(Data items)
===============
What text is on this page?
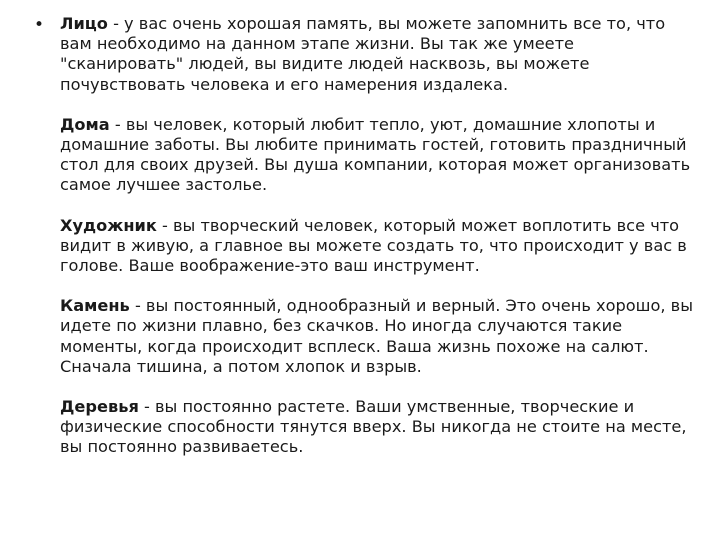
• Лицо - у вас очень хорошая память, вы можете запомнить все то, что вам необходимо на данном этапе жизни. Вы так же умеете "сканировать" людей, вы видите людей насквозь, вы можете почувствовать человека и его намерения издалека.

Дома - вы человек, который любит тепло, уют, домашние хлопоты и домашние заботы. Вы любите принимать гостей, готовить праздничный стол для своих друзей. Вы душа компании, которая может организовать самое лучшее застолье.

Художник - вы творческий человек, который может воплотить все что видит в живую, а главное вы можете создать то, что происходит у вас в голове. Ваше воображение-это ваш инструмент.

Камень - вы постоянный, однообразный и верный. Это очень хорошо, вы идете по жизни плавно, без скачков. Но иногда случаются такие моменты, когда происходит всплеск. Ваша жизнь похоже на салют. Сначала тишина, а потом хлопок и взрыв.

Деревья - вы постоянно растете. Ваши умственные, творческие и физические способности тянутся вверх. Вы никогда не стоите на месте, вы постоянно развиваетесь.
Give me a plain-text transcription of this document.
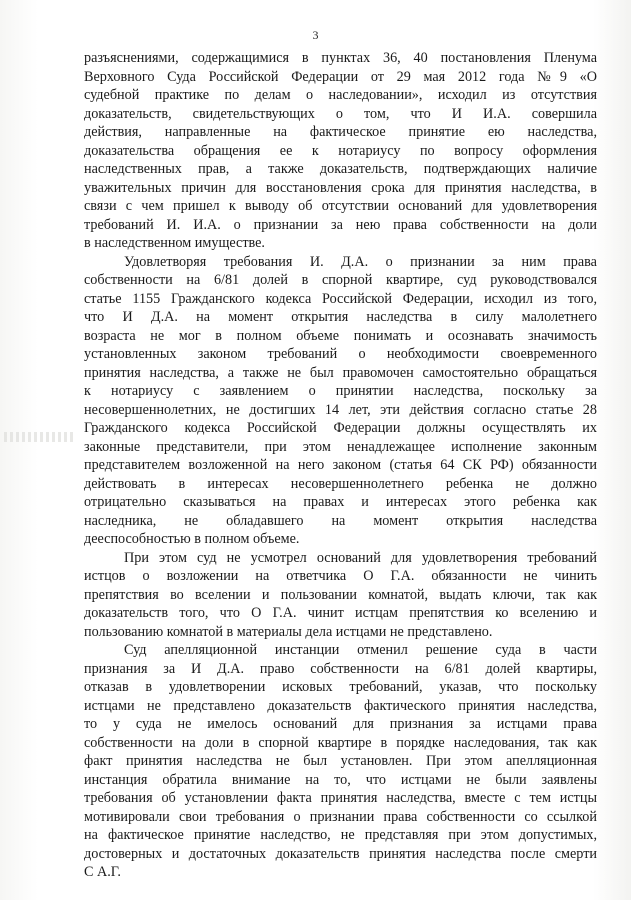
3
разъяснениями, содержащимися в пунктах 36, 40 постановления Пленума
Верховного Суда Российской Федерации от 29 мая 2012 года №9 «О
судебной практике по делам о наследовании», исходил из отсутствия
доказательств, свидетельствующих о том, что И И.А. совершила
действия, направленные на фактическое принятие ею наследства,
доказательства обращения ее к нотариусу по вопросу оформления
наследственных прав, а также доказательств, подтверждающих наличие
уважительных причин для восстановления срока для принятия наследства, в
связи с чем пришел к выводу об отсутствии оснований для удовлетворения
требований И. И.А. о признании за нею права собственности на доли
в наследственном имуществе.
Удовлетворяя требования И. Д.А. о признании за ним права
собственности на 6/81 долей в спорной квартире, суд руководствовался
статье 1155 Гражданского кодекса Российской Федерации, исходил из того,
что И Д.А. на момент открытия наследства в силу малолетнего
возраста не мог в полном объеме понимать и осознавать значимость
установленных законом требований о необходимости своевременного
принятия наследства, а также не был правомочен самостоятельно обращаться
к нотариусу с заявлением о принятии наследства, поскольку за
несовершеннолетних, не достигших 14 лет, эти действия согласно статье 28
Гражданского кодекса Российской Федерации должны осуществлять их
законные представители, при этом ненадлежащее исполнение законным
представителем возложенной на него законом (статья 64 СК РФ) обязанности
действовать в интересах несовершеннолетнего ребенка не должно
отрицательно сказываться на правах и интересах этого ребенка как
наследника, не обладавшего на момент открытия наследства
дееспособностью в полном объеме.
При этом суд не усмотрел оснований для удовлетворения требований
истцов о возложении на ответчика О Г.А. обязанности не чинить
препятствия во вселении и пользовании комнатой, выдать ключи, так как
доказательств того, что О Г.А. чинит истцам препятствия ко вселению и
пользованию комнатой в материалы дела истцами не представлено.
Суд апелляционной инстанции отменил решение суда в части
признания за И Д.А. право собственности на 6/81 долей квартиры,
отказав в удовлетворении исковых требований, указав, что поскольку
истцами не представлено доказательств фактического принятия наследства,
то у суда не имелось оснований для признания за истцами права
собственности на доли в спорной квартире в порядке наследования, так как
факт принятия наследства не был установлен. При этом апелляционная
инстанция обратила внимание на то, что истцами не были заявлены
требования об установлении факта принятия наследства, вместе с тем истцы
мотивировали свои требования о признании права собственности со ссылкой
на фактическое принятие наследство, не представляя при этом допустимых,
достоверных и достаточных доказательств принятия наследства после смерти
С А.Г.
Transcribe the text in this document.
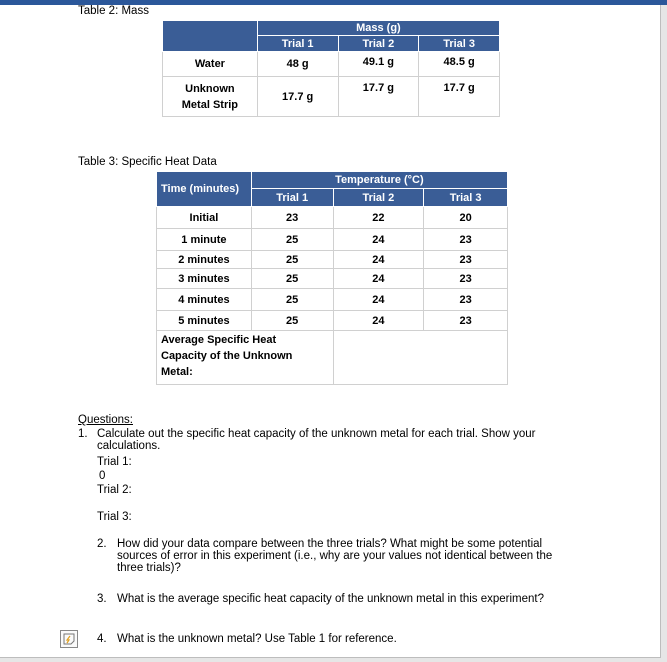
Table 2: Mass
	Mass (g)		
	Trial 1	Trial 2	Trial 3
Water	48 g	49.1 g	48.5 g

Unknown
Metal Strip	17.7 g	17.7 g	17.7 g
Table 3: Specific Heat Data
Time (minutes)	Temperature (°C)		
	Trial 1	Trial 2	Trial 3
Initial	23	22	20
1 minute	25	24	23
2 minutes	25	24	23
3 minutes	25	24	23
4 minutes	25	24	23
5 minutes	25	24	23

Average Specific Heat
Capacity of the Unknown
Metal:			

Questions:
1. Calculate out the specific heat capacity of the unknown metal for each trial. Show your
calculations.
Trial 1:
0
Trial 2:
Trial 3:
2. How did your data compare between the three trials? What might be some potential
sources of error in this experiment (i.e., why are your values not identical between the
three trials)?
3. What is the average specific heat capacity of the unknown metal in this experiment?
4. What is the unknown metal? Use Table 1 for reference.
===============
§ Brief
Search the material above for "фактическое". Pull out each line where it shows up.

§ Exercise answer
действия, направленные на фактическое принятие ею наследства,
на фактическое принятие наследство, не представляя при этом допустимых,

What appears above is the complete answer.